- _Instruction_
State how many lines of the data contain the word "screenshot", and write nothing besides the number.

- _Figure record extracts_

--*--

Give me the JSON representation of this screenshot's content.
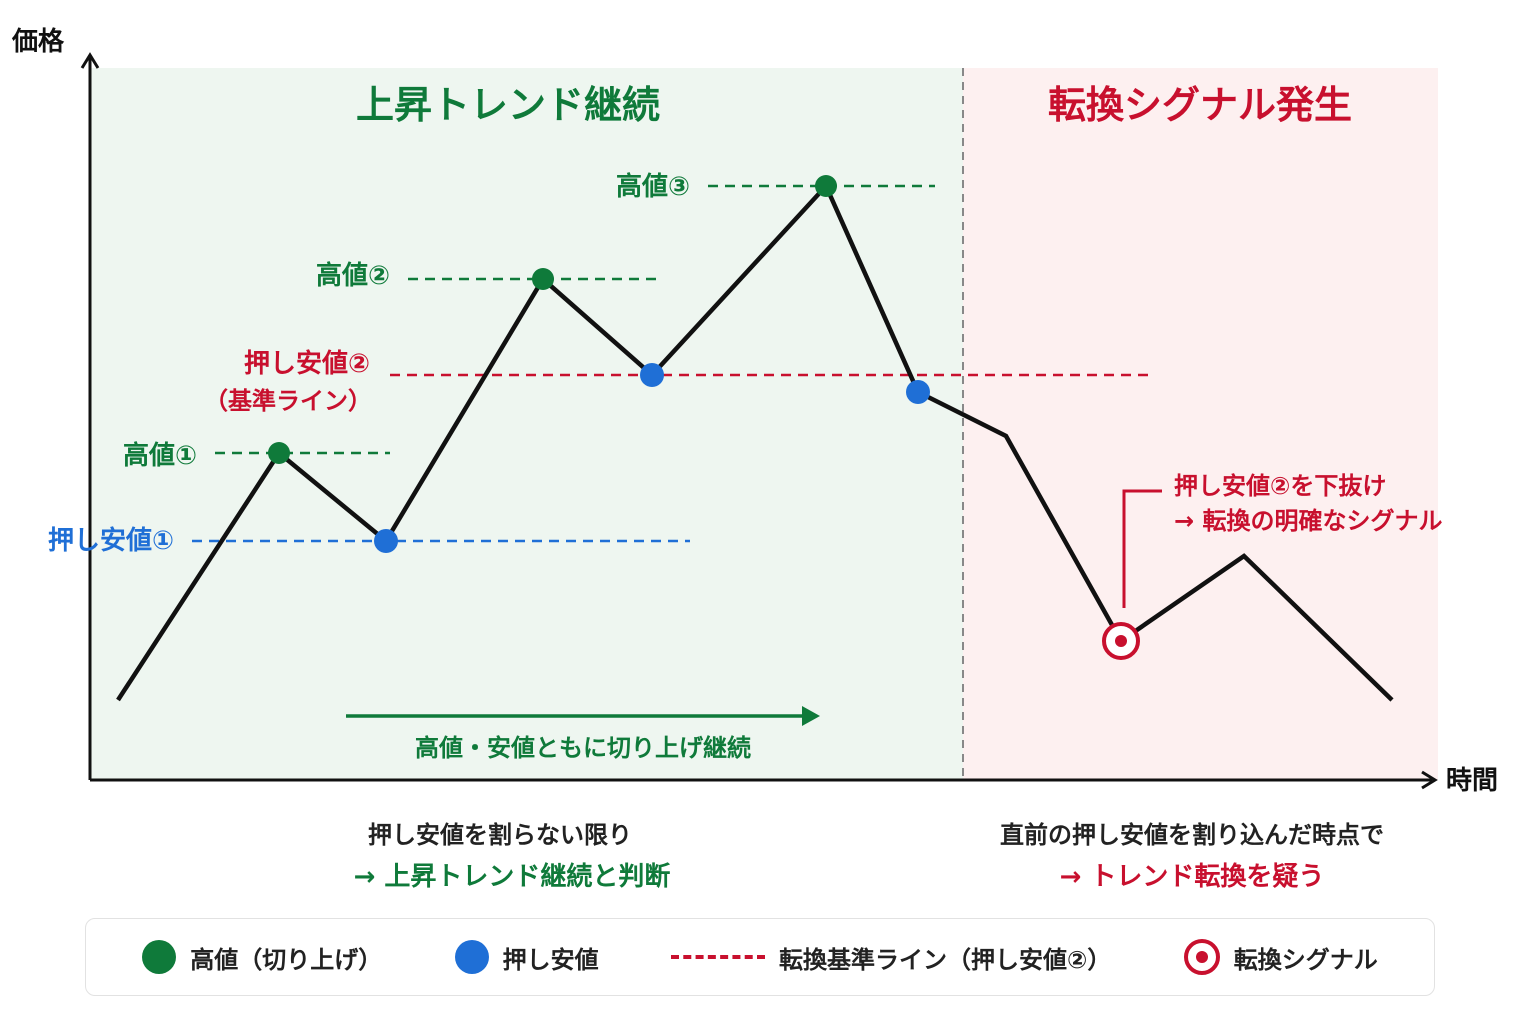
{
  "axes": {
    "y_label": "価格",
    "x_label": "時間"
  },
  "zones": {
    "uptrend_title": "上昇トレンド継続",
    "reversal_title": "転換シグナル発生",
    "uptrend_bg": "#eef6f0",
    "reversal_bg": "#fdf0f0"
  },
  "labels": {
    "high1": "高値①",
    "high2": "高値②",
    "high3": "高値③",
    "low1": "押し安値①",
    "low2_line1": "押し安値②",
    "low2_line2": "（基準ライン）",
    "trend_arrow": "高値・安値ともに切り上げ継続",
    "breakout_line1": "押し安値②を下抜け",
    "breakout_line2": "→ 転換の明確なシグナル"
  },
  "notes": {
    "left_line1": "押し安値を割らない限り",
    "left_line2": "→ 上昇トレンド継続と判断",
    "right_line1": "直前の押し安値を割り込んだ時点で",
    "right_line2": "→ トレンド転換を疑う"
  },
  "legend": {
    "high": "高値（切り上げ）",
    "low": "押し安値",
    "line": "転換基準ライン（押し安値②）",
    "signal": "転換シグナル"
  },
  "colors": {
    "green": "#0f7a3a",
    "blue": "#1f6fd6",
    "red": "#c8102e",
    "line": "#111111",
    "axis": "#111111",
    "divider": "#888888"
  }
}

--*--

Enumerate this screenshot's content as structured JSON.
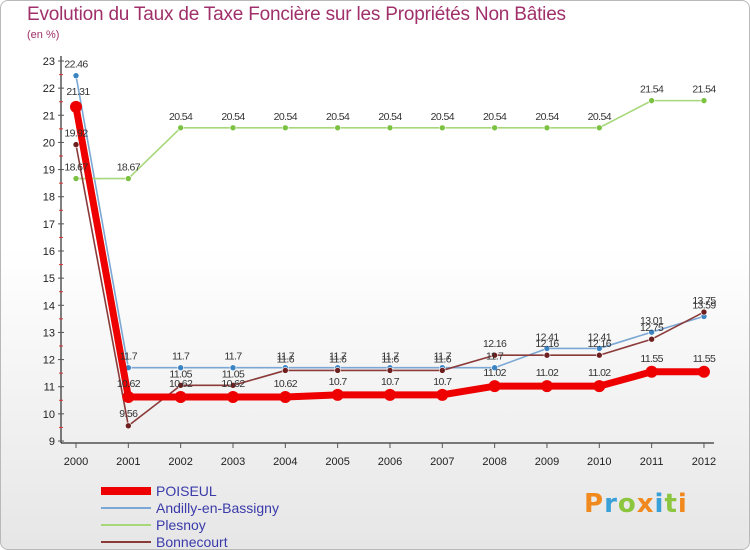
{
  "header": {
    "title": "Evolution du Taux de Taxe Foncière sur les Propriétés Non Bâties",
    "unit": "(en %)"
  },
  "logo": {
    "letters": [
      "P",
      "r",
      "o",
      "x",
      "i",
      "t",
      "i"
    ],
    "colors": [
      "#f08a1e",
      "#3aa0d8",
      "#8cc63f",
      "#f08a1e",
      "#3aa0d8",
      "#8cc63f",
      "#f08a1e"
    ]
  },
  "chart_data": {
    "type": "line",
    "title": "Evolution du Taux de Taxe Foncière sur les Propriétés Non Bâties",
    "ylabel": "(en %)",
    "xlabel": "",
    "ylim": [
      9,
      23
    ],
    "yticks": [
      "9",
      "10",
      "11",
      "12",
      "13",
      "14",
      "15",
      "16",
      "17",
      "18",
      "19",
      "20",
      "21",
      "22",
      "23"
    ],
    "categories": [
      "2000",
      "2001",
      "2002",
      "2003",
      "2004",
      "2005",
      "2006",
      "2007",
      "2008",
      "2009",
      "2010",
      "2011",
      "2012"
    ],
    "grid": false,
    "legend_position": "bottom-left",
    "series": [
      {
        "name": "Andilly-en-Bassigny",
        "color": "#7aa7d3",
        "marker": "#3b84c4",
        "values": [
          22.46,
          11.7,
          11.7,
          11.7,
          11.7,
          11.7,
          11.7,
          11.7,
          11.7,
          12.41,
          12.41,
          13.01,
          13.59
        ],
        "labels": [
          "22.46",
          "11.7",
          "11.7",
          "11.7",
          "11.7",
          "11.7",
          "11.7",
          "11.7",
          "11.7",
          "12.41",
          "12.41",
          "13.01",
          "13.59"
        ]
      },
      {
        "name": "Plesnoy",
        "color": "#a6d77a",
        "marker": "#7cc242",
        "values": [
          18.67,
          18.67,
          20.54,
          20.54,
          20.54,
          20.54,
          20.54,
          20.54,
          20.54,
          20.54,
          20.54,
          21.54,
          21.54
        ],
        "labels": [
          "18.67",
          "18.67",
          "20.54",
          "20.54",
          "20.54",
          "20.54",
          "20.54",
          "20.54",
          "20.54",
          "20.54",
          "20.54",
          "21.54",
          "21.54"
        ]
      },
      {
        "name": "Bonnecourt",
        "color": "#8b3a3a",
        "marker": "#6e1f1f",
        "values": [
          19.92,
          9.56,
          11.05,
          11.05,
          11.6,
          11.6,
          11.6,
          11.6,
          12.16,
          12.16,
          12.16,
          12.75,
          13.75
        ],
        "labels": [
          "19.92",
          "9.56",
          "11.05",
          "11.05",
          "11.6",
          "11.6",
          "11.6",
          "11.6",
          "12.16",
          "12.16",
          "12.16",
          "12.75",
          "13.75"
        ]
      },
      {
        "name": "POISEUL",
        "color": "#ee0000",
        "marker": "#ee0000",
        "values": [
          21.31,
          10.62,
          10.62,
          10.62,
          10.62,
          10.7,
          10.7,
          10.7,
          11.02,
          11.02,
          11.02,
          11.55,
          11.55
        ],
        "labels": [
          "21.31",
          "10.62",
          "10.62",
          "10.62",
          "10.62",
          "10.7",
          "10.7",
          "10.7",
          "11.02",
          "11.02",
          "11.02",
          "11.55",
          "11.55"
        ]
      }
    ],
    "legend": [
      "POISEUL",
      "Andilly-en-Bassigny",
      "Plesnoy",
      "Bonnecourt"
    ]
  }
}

--*--

- _Response to the task_
2